Can you quote the records below in full, word for word?
──────── DATA SUPPLIED ────────
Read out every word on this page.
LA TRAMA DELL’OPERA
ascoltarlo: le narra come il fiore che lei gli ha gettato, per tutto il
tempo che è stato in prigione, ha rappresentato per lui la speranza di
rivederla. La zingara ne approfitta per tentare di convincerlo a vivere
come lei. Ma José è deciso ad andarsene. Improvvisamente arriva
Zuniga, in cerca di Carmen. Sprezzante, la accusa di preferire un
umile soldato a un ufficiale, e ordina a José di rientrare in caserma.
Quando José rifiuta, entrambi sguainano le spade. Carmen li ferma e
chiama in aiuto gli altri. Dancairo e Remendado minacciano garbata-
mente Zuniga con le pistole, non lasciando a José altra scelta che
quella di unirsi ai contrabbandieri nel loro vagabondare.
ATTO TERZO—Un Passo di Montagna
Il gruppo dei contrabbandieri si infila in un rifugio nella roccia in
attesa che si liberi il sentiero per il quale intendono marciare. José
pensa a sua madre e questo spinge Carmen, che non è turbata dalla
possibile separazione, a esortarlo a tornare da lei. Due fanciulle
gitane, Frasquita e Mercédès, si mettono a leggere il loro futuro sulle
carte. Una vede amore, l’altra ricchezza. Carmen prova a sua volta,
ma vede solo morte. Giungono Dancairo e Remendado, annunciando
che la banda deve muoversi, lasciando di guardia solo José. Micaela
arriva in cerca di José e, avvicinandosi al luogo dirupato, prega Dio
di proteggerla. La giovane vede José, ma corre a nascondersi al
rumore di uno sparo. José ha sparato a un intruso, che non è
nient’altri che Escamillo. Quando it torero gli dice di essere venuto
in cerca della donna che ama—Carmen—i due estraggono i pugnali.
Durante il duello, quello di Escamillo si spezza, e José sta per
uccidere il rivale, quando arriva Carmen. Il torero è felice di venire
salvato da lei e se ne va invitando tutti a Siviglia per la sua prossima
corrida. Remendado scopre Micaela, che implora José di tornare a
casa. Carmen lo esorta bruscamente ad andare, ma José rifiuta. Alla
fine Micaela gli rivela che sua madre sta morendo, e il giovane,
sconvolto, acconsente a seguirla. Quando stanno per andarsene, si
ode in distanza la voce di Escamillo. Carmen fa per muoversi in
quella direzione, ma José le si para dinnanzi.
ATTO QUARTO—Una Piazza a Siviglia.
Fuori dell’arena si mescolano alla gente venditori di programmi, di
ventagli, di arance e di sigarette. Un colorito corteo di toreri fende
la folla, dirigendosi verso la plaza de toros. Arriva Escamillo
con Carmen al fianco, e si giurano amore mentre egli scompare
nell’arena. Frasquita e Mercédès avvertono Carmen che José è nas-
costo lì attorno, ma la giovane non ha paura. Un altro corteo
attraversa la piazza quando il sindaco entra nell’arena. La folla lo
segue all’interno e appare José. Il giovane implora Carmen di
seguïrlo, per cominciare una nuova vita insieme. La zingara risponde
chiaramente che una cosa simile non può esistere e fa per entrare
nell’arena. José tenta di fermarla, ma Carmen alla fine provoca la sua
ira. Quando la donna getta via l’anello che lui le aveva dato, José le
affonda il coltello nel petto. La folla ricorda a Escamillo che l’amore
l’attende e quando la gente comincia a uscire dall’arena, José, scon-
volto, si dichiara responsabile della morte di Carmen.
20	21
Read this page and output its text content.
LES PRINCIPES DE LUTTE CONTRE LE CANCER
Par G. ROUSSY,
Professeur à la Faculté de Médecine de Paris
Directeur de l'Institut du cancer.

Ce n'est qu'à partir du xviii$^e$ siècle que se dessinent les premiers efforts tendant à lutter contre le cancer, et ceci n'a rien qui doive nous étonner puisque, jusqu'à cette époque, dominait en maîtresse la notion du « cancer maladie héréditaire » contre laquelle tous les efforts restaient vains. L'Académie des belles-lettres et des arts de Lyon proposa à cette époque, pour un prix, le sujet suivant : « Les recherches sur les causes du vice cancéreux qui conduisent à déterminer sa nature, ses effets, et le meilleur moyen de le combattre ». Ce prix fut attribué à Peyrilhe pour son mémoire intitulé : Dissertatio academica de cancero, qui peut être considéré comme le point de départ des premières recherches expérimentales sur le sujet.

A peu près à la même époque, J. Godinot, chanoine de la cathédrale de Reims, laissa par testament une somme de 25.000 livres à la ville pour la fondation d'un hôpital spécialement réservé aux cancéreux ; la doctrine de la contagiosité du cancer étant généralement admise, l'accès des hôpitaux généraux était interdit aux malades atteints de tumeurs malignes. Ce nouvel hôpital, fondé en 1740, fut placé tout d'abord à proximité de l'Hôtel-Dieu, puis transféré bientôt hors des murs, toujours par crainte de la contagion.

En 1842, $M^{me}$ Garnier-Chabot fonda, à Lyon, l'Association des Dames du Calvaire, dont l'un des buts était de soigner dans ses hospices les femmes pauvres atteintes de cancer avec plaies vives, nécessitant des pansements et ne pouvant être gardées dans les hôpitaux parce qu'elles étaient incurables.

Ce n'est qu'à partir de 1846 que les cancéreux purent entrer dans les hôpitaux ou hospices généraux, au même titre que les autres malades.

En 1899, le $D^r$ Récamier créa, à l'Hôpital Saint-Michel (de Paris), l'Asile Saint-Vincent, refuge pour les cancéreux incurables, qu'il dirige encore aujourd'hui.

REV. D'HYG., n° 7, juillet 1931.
────────
SOLUTION TO THIS EXERCISE
Read out every word on this page.
LA TRAMA DELL’OPERA
ascoltarlo: le narra come il fiore che lei gli ha gettato, per tutto il
tempo che è stato in prigione, ha rappresentato per lui la speranza di
rivederla. La zingara ne approfitta per tentare di convincerlo a vivere
come lei. Ma José è deciso ad andarsene. Improvvisamente arriva
Zuniga, in cerca di Carmen. Sprezzante, la accusa di preferire un
umile soldato a un ufficiale, e ordina a José di rientrare in caserma.
Quando José rifiuta, entrambi sguainano le spade. Carmen li ferma e
chiama in aiuto gli altri. Dancairo e Remendado minacciano garbata-
mente Zuniga con le pistole, non lasciando a José altra scelta che
quella di unirsi ai contrabbandieri nel loro vagabondare.
ATTO TERZO—Un Passo di Montagna
Il gruppo dei contrabbandieri si infila in un rifugio nella roccia in
attesa che si liberi il sentiero per il quale intendono marciare. José
pensa a sua madre e questo spinge Carmen, che non è turbata dalla
possibile separazione, a esortarlo a tornare da lei. Due fanciulle
gitane, Frasquita e Mercédès, si mettono a leggere il loro futuro sulle
carte. Una vede amore, l’altra ricchezza. Carmen prova a sua volta,
ma vede solo morte. Giungono Dancairo e Remendado, annunciando
che la banda deve muoversi, lasciando di guardia solo José. Micaela
arriva in cerca di José e, avvicinandosi al luogo dirupato, prega Dio
di proteggerla. La giovane vede José, ma corre a nascondersi al
rumore di uno sparo. José ha sparato a un intruso, che non è
nient’altri che Escamillo. Quando it torero gli dice di essere venuto
in cerca della donna che ama—Carmen—i due estraggono i pugnali.
Durante il duello, quello di Escamillo si spezza, e José sta per
uccidere il rivale, quando arriva Carmen. Il torero è felice di venire
salvato da lei e se ne va invitando tutti a Siviglia per la sua prossima
corrida. Remendado scopre Micaela, che implora José di tornare a
casa. Carmen lo esorta bruscamente ad andare, ma José rifiuta. Alla
fine Micaela gli rivela che sua madre sta morendo, e il giovane,
sconvolto, acconsente a seguirla. Quando stanno per andarsene, si
ode in distanza la voce di Escamillo. Carmen fa per muoversi in
quella direzione, ma José le si para dinnanzi.
ATTO QUARTO—Una Piazza a Siviglia.
Fuori dell’arena si mescolano alla gente venditori di programmi, di
ventagli, di arance e di sigarette. Un colorito corteo di toreri fende
la folla, dirigendosi verso la plaza de toros. Arriva Escamillo
con Carmen al fianco, e si giurano amore mentre egli scompare
nell’arena. Frasquita e Mercédès avvertono Carmen che José è nas-
costo lì attorno, ma la giovane non ha paura. Un altro corteo
attraversa la piazza quando il sindaco entra nell’arena. La folla lo
segue all’interno e appare José. Il giovane implora Carmen di
seguïrlo, per cominciare una nuova vita insieme. La zingara risponde
chiaramente che una cosa simile non può esistere e fa per entrare
nell’arena. José tenta di fermarla, ma Carmen alla fine provoca la sua
ira. Quando la donna getta via l’anello che lui le aveva dato, José le
affonda il coltello nel petto. La folla ricorda a Escamillo che l’amore
l’attende e quando la gente comincia a uscire dall’arena, José, scon-
volto, si dichiara responsabile della morte di Carmen.
20	21
Read this page and output its text content.
LES PRINCIPES DE LUTTE CONTRE LE CANCER
Par G. ROUSSY,
Professeur à la Faculté de Médecine de Paris
Directeur de l'Institut du cancer.

Ce n'est qu'à partir du xviii$^e$ siècle que se dessinent les premiers efforts tendant à lutter contre le cancer, et ceci n'a rien qui doive nous étonner puisque, jusqu'à cette époque, dominait en maîtresse la notion du « cancer maladie héréditaire » contre laquelle tous les efforts restaient vains. L'Académie des belles-lettres et des arts de Lyon proposa à cette époque, pour un prix, le sujet suivant : « Les recherches sur les causes du vice cancéreux qui conduisent à déterminer sa nature, ses effets, et le meilleur moyen de le combattre ». Ce prix fut attribué à Peyrilhe pour son mémoire intitulé : Dissertatio academica de cancero, qui peut être considéré comme le point de départ des premières recherches expérimentales sur le sujet.

A peu près à la même époque, J. Godinot, chanoine de la cathédrale de Reims, laissa par testament une somme de 25.000 livres à la ville pour la fondation d'un hôpital spécialement réservé aux cancéreux ; la doctrine de la contagiosité du cancer étant généralement admise, l'accès des hôpitaux généraux était interdit aux malades atteints de tumeurs malignes. Ce nouvel hôpital, fondé en 1740, fut placé tout d'abord à proximité de l'Hôtel-Dieu, puis transféré bientôt hors des murs, toujours par crainte de la contagion.

En 1842, $M^{me}$ Garnier-Chabot fonda, à Lyon, l'Association des Dames du Calvaire, dont l'un des buts était de soigner dans ses hospices les femmes pauvres atteintes de cancer avec plaies vives, nécessitant des pansements et ne pouvant être gardées dans les hôpitaux parce qu'elles étaient incurables.

Ce n'est qu'à partir de 1846 que les cancéreux purent entrer dans les hôpitaux ou hospices généraux, au même titre que les autres malades.

En 1899, le $D^r$ Récamier créa, à l'Hôpital Saint-Michel (de Paris), l'Asile Saint-Vincent, refuge pour les cancéreux incurables, qu'il dirige encore aujourd'hui.

REV. D'HYG., n° 7, juillet 1931.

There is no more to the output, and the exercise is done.